WHAT THE TASK ASKS
Search the entries for the word "this". Copy every line that holds it.

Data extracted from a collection
■ ■ ■
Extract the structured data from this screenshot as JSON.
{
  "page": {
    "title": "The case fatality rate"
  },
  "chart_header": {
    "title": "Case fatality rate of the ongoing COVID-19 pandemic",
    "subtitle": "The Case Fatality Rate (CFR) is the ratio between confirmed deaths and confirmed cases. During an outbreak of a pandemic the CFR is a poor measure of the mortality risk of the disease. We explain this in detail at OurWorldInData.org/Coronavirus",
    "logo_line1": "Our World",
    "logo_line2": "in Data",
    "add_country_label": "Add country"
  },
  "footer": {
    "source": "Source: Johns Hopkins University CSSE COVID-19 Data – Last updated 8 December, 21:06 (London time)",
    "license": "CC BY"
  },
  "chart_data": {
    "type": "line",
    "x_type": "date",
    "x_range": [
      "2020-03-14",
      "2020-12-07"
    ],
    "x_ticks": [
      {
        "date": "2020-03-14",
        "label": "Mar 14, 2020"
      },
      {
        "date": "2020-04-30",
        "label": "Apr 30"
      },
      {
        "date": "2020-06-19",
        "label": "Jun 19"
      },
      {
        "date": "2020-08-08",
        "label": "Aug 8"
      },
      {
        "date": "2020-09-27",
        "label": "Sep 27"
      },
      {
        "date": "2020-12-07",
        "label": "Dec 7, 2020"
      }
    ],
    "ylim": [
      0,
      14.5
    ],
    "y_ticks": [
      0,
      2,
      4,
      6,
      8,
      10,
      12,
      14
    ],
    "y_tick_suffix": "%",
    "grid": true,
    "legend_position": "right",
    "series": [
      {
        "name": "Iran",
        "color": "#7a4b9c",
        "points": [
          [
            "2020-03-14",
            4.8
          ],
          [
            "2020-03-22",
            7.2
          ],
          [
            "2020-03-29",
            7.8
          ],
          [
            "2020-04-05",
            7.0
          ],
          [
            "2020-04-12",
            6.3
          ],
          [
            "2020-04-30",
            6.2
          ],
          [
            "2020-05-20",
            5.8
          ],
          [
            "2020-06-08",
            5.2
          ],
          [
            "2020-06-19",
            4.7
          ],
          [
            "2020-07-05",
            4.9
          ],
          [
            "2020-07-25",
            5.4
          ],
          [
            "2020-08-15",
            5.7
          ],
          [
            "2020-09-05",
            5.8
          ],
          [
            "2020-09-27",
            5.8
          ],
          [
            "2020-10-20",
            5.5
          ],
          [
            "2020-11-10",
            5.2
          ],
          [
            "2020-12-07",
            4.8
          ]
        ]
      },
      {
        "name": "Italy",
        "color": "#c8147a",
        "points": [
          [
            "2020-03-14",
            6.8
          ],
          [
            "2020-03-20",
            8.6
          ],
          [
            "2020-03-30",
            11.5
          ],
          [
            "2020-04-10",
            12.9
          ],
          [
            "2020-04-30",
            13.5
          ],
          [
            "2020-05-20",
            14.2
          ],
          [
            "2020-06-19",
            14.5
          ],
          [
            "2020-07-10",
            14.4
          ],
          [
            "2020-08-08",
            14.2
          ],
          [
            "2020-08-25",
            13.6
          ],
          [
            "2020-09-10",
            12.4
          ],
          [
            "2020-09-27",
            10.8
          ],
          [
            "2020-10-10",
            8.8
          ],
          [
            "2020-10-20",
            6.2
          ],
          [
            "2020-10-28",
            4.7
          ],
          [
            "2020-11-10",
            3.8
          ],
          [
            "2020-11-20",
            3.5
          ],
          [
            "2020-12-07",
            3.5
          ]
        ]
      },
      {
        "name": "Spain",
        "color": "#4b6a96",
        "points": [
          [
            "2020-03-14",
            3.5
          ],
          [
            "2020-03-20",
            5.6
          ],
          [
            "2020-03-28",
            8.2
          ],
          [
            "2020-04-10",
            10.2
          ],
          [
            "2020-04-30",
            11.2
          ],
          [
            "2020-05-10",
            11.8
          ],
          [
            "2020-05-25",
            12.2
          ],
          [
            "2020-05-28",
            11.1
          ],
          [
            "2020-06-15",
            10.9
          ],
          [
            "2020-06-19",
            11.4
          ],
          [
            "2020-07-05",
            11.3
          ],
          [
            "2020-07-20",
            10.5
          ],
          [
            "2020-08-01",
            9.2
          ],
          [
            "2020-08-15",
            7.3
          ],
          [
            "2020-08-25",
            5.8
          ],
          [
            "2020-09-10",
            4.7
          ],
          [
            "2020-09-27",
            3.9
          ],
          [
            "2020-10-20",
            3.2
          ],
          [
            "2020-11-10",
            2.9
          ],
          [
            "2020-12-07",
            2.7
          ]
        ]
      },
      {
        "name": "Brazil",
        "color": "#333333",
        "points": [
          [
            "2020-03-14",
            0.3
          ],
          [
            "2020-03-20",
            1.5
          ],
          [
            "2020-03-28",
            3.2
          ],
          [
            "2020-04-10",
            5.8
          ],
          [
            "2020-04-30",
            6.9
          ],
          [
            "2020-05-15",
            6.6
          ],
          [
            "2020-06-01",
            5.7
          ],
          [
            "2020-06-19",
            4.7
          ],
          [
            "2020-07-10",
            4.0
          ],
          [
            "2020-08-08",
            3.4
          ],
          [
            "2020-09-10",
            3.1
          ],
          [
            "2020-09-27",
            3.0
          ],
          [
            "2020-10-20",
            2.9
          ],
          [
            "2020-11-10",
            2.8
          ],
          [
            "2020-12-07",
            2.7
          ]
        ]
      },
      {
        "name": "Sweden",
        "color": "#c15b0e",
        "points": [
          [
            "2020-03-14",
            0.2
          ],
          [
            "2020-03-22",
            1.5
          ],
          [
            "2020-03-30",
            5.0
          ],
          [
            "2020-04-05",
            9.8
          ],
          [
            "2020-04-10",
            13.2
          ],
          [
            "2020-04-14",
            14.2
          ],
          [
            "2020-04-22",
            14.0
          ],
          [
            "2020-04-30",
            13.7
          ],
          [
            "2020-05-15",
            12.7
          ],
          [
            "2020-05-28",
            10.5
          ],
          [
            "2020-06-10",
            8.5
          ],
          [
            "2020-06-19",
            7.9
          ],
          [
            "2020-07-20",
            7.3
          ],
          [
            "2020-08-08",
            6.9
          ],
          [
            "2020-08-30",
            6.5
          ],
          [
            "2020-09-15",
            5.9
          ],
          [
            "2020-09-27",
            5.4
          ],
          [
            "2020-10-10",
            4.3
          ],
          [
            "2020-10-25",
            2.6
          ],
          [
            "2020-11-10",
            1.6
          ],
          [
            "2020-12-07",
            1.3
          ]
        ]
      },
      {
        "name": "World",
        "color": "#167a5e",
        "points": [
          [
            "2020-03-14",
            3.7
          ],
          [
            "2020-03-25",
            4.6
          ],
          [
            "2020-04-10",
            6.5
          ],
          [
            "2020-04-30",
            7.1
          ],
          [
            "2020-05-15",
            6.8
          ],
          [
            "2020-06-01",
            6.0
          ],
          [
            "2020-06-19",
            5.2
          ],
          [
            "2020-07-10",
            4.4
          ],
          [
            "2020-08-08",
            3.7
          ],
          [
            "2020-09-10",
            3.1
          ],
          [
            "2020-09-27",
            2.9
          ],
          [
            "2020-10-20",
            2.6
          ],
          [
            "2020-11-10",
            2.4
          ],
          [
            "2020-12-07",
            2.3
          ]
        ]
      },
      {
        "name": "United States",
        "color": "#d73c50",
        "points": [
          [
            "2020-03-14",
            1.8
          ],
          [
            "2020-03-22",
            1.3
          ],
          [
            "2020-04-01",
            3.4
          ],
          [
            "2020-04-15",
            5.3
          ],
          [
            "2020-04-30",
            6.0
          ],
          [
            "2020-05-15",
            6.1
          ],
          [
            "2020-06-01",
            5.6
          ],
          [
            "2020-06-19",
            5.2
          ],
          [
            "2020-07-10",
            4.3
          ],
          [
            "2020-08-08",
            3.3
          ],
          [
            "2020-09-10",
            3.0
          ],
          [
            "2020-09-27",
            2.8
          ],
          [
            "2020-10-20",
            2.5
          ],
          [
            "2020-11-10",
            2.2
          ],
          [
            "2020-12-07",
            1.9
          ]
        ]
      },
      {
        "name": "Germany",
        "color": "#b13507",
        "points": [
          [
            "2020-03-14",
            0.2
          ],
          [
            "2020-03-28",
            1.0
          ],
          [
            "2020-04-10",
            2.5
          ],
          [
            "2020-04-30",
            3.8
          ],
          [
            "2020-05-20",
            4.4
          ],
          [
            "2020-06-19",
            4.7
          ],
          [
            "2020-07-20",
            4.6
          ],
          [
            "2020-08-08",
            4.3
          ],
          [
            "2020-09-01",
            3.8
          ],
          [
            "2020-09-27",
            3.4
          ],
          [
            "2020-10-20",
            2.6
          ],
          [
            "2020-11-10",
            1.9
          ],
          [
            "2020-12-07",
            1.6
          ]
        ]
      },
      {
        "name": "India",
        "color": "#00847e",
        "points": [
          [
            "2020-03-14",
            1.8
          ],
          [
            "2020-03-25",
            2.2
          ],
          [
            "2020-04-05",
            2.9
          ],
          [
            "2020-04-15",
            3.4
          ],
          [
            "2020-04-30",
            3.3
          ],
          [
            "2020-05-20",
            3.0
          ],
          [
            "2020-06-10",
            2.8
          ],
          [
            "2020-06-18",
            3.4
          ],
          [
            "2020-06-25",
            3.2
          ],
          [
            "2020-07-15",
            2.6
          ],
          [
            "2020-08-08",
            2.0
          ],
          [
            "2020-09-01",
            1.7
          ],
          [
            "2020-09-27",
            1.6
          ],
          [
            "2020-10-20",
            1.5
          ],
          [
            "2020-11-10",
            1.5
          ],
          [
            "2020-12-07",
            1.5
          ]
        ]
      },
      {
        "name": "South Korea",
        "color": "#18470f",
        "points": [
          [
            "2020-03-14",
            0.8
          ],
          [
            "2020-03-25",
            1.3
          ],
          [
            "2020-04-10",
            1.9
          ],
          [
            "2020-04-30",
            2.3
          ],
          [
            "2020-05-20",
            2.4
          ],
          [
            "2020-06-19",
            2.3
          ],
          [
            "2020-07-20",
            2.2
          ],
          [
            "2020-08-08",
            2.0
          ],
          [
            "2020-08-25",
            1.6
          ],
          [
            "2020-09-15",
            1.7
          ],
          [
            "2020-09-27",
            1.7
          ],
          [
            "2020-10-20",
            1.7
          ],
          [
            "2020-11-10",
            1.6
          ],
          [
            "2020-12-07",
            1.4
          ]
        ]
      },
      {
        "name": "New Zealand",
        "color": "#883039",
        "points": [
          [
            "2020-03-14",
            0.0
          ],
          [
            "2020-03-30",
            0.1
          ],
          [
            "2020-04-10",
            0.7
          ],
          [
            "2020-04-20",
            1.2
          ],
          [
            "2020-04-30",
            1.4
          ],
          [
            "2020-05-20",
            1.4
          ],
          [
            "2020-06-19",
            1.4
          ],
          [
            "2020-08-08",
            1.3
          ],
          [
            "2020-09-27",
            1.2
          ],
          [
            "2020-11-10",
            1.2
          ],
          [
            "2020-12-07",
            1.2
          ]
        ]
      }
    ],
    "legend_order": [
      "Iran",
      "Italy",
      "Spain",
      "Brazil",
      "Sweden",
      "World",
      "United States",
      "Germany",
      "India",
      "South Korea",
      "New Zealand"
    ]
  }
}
■ ■ ■
YOUR SOLUTION
Extract the structured data from this screenshot as JSON.
    "subtitle": "The Case Fatality Rate (CFR) is the ratio between confirmed deaths and confirmed cases. During an outbreak of a pandemic the CFR is a poor measure of the mortality risk of the disease. We explain this in detail at OurWorldInData.org/Coronavirus",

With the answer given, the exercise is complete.